Dataset entries
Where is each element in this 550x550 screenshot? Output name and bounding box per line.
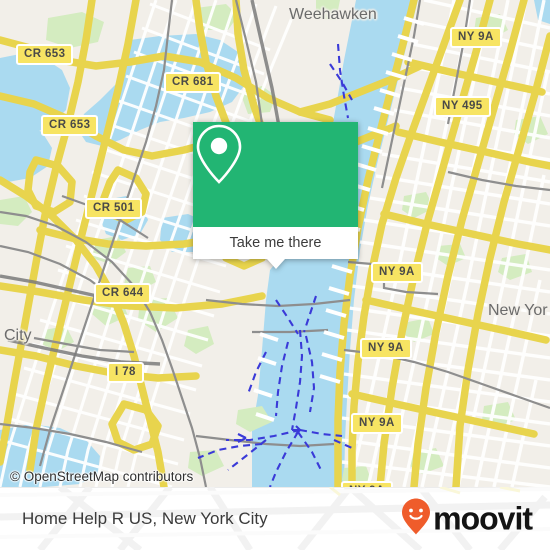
place-label-new-york: New Yor — [488, 302, 548, 319]
road-shield: NY 495 — [434, 96, 491, 117]
page-title: Home Help R US, New York City — [22, 508, 268, 528]
map-screenshot: CR 653 CR 681 NY 9A CR 653 NY 495 CR 501… — [0, 0, 550, 550]
moovit-wordmark: moovit — [433, 500, 533, 537]
road-shield: CR 501 — [85, 198, 143, 219]
road-shield: I 78 — [107, 362, 144, 383]
place-label-city: City — [4, 327, 32, 344]
road-shield: CR 653 — [41, 115, 99, 136]
popup-pointer-tail — [266, 259, 285, 269]
osm-attribution[interactable]: © OpenStreetMap contributors — [10, 469, 193, 484]
road-shield: NY 9A — [371, 262, 423, 283]
moovit-logo[interactable]: moovit — [401, 497, 533, 540]
moovit-smiley-pin-icon — [401, 497, 431, 540]
road-shield: CR 681 — [164, 72, 222, 93]
road-shield: NY 9A — [360, 338, 412, 359]
popup-image-area — [193, 122, 358, 227]
road-shield: NY 9A — [450, 27, 502, 48]
road-shield: CR 644 — [94, 283, 152, 304]
place-label-weehawken: Weehawken — [289, 6, 377, 23]
map-canvas[interactable]: CR 653 CR 681 NY 9A CR 653 NY 495 CR 501… — [0, 0, 550, 487]
road-shield: NY 9A — [351, 413, 403, 434]
road-shield: CR 653 — [16, 44, 74, 65]
map-popup-card[interactable]: Take me there — [193, 122, 358, 269]
take-me-there-button[interactable]: Take me there — [193, 227, 358, 269]
take-me-there-label: Take me there — [229, 235, 322, 251]
footer-bar: Home Help R US, New York City moovit — [0, 487, 550, 550]
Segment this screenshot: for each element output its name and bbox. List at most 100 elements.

## Objective
Quote all of the dataset entries above word for word, leaving out the pictures.

## Solution to this task
Where is each element in this 550x550 screenshot? Output name and bounding box per line.
place-label-new-york: New Yor — [488, 302, 548, 319]
road-shield: NY 495 — [434, 96, 491, 117]
page-title: Home Help R US, New York City — [22, 508, 268, 528]
map-screenshot: CR 653 CR 681 NY 9A CR 653 NY 495 CR 501… — [0, 0, 550, 550]
moovit-wordmark: moovit — [433, 500, 533, 537]
road-shield: CR 501 — [85, 198, 143, 219]
road-shield: I 78 — [107, 362, 144, 383]
place-label-city: City — [4, 327, 32, 344]
road-shield: CR 653 — [41, 115, 99, 136]
popup-pointer-tail — [266, 259, 285, 269]
osm-attribution[interactable]: © OpenStreetMap contributors — [10, 469, 193, 484]
road-shield: NY 9A — [371, 262, 423, 283]
moovit-logo[interactable]: moovit — [401, 497, 533, 540]
moovit-smiley-pin-icon — [401, 497, 431, 540]
road-shield: CR 681 — [164, 72, 222, 93]
road-shield: NY 9A — [360, 338, 412, 359]
popup-image-area — [193, 122, 358, 227]
road-shield: NY 9A — [450, 27, 502, 48]
road-shield: CR 644 — [94, 283, 152, 304]
place-label-weehawken: Weehawken — [289, 6, 377, 23]
map-canvas[interactable]: CR 653 CR 681 NY 9A CR 653 NY 495 CR 501… — [0, 0, 550, 487]
road-shield: NY 9A — [351, 413, 403, 434]
road-shield: CR 653 — [16, 44, 74, 65]
map-popup-card[interactable]: Take me there — [193, 122, 358, 269]
take-me-there-button[interactable]: Take me there — [193, 227, 358, 269]
take-me-there-label: Take me there — [229, 235, 322, 251]
footer-bar: Home Help R US, New York City moovit — [0, 487, 550, 550]
Segment this screenshot: for each element output its name and bbox. List at most 100 elements.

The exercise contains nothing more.